### DESCRIPTION OF THE TASK
Set down the lines below without any changes, from the line containing "filter-button[interactable]: Filter bbox=[289, 569, 399, 607]" through the line containing "card-title: Building resilience", both included.

(Entries from a data collection)
------
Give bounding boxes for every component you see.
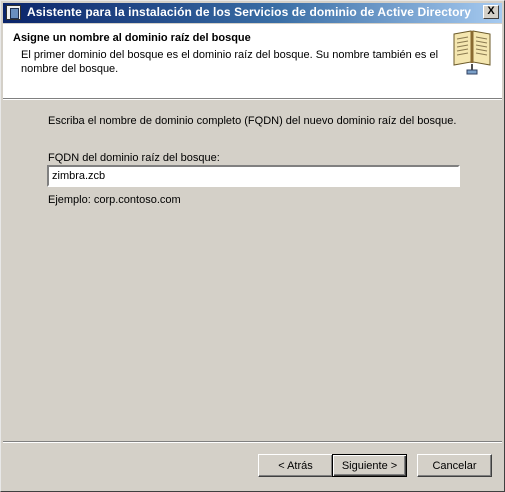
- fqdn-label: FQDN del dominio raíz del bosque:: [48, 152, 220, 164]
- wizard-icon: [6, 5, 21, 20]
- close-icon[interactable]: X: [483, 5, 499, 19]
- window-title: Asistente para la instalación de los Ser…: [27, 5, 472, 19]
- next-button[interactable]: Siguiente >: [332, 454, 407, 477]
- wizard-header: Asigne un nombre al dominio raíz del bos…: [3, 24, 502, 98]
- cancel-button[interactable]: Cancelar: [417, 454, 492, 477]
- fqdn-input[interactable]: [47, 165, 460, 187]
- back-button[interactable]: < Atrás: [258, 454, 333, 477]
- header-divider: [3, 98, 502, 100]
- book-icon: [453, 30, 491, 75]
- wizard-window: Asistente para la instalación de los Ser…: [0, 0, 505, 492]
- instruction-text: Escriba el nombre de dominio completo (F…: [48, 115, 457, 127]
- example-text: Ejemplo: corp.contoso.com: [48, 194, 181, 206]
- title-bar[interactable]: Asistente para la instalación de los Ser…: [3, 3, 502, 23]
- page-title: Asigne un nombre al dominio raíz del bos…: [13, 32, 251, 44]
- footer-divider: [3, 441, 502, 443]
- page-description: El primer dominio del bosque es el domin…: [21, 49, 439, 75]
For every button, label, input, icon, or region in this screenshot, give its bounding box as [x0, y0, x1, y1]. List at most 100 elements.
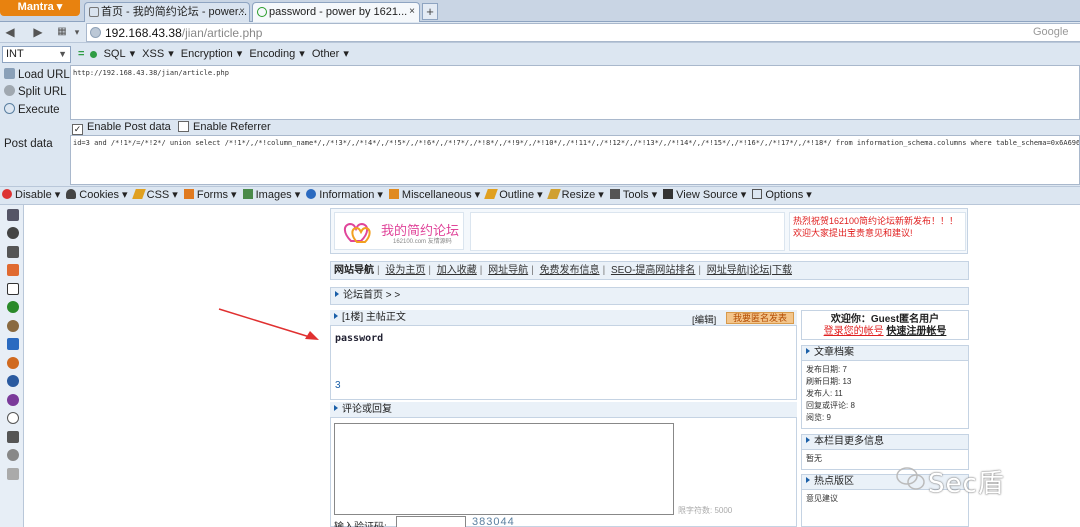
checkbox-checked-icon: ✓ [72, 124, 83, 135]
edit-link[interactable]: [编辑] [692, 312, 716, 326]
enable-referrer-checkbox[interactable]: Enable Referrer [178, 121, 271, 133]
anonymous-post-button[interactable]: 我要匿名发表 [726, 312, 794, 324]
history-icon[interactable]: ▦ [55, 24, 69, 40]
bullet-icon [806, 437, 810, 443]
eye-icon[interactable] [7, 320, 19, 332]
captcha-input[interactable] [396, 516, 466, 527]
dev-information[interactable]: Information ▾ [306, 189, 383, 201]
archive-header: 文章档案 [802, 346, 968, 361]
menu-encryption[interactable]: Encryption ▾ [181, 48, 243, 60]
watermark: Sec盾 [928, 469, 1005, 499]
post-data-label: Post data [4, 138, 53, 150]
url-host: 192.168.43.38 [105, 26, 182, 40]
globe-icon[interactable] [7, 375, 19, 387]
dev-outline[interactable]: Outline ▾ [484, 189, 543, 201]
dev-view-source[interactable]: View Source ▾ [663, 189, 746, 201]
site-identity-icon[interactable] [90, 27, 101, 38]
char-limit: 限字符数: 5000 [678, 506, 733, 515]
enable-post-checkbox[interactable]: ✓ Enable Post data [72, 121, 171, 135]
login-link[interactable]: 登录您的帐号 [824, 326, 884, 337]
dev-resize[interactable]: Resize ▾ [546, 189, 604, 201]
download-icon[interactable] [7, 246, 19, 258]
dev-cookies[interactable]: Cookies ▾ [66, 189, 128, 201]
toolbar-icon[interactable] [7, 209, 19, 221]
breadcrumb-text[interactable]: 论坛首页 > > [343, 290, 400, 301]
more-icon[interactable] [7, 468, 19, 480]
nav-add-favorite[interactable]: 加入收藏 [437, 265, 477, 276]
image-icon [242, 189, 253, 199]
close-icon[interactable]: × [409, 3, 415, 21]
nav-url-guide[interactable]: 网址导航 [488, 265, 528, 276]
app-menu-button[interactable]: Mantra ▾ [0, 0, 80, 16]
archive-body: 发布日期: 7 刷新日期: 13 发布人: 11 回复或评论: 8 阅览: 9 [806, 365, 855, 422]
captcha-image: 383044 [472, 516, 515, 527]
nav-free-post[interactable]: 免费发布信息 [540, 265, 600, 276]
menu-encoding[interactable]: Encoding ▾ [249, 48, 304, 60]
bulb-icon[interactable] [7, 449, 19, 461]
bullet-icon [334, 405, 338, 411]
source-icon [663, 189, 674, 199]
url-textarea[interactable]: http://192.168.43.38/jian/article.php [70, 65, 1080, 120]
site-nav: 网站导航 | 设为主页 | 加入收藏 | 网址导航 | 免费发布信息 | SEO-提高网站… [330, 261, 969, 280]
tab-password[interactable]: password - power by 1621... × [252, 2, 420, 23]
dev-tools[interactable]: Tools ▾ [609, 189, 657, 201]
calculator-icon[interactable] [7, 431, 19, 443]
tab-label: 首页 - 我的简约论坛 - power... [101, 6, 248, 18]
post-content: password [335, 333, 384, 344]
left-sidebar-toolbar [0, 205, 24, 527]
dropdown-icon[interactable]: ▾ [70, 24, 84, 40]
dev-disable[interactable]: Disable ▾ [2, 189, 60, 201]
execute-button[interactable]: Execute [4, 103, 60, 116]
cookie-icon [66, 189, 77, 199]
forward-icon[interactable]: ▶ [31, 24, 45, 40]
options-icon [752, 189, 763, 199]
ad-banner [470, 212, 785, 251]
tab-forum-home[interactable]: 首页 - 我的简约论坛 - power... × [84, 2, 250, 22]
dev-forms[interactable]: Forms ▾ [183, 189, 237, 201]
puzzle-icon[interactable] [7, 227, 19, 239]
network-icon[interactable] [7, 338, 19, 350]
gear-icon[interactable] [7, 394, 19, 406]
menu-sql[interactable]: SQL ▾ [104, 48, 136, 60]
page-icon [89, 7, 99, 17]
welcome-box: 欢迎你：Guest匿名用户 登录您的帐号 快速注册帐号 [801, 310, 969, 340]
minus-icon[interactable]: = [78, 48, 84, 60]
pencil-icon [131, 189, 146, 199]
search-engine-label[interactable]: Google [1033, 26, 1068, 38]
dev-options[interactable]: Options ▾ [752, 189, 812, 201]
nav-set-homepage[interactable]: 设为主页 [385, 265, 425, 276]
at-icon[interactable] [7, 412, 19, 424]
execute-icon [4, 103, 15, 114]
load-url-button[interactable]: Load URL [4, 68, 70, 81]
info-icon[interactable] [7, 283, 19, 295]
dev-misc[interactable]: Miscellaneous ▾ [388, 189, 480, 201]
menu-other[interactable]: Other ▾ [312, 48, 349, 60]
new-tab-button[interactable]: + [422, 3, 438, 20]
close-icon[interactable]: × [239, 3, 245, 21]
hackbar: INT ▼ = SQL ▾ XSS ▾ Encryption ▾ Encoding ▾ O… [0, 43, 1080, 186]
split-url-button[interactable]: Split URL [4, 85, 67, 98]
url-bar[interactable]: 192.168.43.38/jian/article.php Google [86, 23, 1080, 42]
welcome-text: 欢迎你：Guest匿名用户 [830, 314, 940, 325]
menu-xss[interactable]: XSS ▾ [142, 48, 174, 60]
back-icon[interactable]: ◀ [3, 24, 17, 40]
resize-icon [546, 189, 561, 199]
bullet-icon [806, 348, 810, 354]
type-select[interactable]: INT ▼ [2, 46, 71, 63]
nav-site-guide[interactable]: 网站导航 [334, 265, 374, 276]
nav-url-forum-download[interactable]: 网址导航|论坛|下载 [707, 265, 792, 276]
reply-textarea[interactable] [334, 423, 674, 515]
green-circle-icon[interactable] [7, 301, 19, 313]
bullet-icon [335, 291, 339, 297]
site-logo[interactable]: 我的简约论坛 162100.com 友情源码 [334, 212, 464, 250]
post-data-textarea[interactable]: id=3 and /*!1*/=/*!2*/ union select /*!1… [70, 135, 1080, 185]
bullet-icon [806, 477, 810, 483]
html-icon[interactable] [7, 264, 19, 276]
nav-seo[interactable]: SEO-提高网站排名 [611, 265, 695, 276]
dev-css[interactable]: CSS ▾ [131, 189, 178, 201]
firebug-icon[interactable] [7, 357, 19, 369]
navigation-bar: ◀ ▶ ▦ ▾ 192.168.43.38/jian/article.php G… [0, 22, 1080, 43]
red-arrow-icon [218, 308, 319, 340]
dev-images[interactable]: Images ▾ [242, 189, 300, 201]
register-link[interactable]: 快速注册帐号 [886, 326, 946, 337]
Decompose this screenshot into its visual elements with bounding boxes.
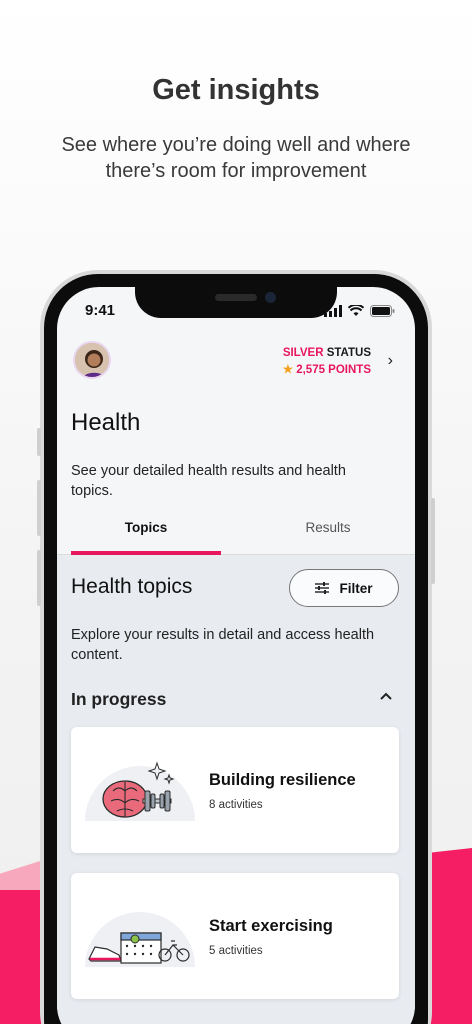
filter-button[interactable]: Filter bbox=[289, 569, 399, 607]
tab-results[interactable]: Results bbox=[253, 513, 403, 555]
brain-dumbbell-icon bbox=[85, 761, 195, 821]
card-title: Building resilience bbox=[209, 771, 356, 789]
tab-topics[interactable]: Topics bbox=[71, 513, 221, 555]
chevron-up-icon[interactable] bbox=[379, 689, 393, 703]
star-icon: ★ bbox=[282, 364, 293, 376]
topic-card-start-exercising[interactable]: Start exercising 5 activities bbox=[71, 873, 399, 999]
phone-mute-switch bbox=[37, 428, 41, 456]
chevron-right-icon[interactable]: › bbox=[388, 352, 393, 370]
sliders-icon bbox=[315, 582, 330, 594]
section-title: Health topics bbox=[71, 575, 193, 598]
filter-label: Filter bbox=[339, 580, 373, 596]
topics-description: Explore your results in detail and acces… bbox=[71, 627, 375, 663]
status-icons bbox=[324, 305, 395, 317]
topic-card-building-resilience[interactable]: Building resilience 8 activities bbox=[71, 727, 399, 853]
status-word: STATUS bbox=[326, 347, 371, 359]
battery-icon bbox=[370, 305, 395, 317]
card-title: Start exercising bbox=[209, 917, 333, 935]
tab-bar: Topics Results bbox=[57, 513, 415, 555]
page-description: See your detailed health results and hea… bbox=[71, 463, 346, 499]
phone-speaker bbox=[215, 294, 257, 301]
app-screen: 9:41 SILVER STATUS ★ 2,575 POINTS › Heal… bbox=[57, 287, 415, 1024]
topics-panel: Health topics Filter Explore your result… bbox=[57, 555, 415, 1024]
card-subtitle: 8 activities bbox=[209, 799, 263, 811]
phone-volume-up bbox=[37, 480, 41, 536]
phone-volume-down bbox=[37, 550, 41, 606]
------
### FINISHED EXERCISE
filter-button[interactable]: Filter bbox=[289, 569, 399, 607]
tab-results[interactable]: Results bbox=[253, 513, 403, 555]
brain-dumbbell-icon bbox=[85, 761, 195, 821]
card-title: Building resilience bbox=[209, 771, 356, 789]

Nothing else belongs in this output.